* [Given problem]:
Examine the material below. Gather every line in which the string "Thiết" appears.

* [Information provided]:

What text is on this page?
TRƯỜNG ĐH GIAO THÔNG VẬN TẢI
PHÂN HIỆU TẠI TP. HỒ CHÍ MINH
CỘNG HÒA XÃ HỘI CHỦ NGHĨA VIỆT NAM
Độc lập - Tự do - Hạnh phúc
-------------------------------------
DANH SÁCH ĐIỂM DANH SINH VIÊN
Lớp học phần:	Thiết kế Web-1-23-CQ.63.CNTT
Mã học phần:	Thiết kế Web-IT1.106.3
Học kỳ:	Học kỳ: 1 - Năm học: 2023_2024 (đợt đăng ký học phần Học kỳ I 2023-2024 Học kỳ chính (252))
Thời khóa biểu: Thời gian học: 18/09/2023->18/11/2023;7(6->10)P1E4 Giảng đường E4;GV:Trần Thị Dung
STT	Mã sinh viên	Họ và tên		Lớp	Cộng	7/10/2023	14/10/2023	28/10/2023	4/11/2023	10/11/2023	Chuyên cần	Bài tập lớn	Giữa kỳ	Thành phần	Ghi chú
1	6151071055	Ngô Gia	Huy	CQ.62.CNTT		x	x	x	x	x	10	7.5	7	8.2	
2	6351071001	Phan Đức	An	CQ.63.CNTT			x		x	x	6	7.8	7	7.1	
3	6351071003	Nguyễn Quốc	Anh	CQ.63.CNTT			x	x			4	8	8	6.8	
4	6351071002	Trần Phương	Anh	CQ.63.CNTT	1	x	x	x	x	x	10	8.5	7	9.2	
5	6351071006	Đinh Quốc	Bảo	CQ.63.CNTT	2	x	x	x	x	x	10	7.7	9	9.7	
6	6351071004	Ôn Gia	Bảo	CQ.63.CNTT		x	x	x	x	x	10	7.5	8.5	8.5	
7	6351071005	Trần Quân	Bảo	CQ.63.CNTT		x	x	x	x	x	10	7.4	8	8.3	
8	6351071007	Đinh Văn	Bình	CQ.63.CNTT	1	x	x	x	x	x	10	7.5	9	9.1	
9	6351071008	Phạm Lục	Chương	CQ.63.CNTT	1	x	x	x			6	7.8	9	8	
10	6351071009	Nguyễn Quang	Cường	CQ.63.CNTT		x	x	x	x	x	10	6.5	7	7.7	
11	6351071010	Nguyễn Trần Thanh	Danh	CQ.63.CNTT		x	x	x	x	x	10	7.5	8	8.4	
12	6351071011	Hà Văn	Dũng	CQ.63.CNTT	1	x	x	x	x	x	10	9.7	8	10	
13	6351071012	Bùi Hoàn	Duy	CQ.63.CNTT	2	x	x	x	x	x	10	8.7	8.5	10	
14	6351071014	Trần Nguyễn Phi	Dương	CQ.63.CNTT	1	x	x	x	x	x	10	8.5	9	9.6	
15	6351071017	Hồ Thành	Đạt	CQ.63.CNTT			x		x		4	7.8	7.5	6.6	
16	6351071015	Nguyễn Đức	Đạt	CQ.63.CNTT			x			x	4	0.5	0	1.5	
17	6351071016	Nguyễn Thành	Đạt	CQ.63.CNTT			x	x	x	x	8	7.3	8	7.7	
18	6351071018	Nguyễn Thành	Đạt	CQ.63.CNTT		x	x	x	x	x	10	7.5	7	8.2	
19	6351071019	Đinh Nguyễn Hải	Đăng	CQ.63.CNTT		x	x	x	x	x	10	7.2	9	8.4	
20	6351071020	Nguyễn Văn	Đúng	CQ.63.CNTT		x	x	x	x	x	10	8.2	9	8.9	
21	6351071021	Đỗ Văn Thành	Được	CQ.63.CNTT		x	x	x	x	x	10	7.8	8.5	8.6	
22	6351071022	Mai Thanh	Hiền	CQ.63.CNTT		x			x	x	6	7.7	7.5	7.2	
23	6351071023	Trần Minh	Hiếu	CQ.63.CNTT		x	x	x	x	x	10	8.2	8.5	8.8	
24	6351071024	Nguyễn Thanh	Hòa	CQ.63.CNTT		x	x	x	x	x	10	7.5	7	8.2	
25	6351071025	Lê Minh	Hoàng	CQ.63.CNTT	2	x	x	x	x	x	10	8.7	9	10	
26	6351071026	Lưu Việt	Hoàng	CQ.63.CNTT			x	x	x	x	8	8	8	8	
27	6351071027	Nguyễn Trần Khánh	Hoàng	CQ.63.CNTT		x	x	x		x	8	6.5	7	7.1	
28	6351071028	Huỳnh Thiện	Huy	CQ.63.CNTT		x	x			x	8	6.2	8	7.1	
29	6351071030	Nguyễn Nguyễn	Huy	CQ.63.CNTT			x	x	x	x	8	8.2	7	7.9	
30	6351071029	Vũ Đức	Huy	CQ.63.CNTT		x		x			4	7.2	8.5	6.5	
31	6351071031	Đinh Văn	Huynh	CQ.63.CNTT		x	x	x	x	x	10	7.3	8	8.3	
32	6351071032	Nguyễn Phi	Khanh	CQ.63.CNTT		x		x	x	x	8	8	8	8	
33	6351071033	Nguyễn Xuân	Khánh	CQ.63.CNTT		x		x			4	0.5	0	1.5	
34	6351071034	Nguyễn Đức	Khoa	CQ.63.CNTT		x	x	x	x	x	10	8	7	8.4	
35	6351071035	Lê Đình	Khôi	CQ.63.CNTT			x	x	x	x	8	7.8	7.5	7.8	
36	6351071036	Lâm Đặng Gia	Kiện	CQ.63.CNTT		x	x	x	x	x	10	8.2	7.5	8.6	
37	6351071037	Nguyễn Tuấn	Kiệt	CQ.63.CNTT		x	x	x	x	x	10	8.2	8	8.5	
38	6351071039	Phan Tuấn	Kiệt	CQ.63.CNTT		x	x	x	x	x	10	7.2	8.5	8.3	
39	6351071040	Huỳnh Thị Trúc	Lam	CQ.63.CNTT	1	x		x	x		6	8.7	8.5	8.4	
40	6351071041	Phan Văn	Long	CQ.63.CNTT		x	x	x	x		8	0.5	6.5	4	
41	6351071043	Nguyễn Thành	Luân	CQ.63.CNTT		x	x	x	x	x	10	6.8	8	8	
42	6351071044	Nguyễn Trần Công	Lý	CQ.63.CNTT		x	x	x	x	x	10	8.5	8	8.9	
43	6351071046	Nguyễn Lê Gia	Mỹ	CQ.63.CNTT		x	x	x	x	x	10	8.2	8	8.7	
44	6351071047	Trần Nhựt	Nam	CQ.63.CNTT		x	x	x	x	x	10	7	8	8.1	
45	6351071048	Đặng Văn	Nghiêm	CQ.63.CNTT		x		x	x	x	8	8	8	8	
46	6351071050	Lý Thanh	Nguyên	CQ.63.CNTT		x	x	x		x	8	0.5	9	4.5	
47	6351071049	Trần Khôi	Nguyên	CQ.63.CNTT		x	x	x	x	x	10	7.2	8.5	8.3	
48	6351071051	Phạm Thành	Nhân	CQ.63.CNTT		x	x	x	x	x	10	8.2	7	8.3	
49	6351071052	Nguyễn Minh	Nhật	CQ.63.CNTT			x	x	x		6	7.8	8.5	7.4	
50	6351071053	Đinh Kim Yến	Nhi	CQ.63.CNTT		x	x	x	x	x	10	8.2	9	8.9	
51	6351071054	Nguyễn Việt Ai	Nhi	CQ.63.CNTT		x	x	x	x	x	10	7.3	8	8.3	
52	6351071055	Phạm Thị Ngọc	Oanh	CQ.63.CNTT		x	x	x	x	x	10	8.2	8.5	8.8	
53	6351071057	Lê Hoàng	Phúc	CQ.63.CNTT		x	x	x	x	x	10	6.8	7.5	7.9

* [Complete output]:
Lớp học phần:	Thiết kế Web-1-23-CQ.63.CNTT
Mã học phần:	Thiết kế Web-IT1.106.3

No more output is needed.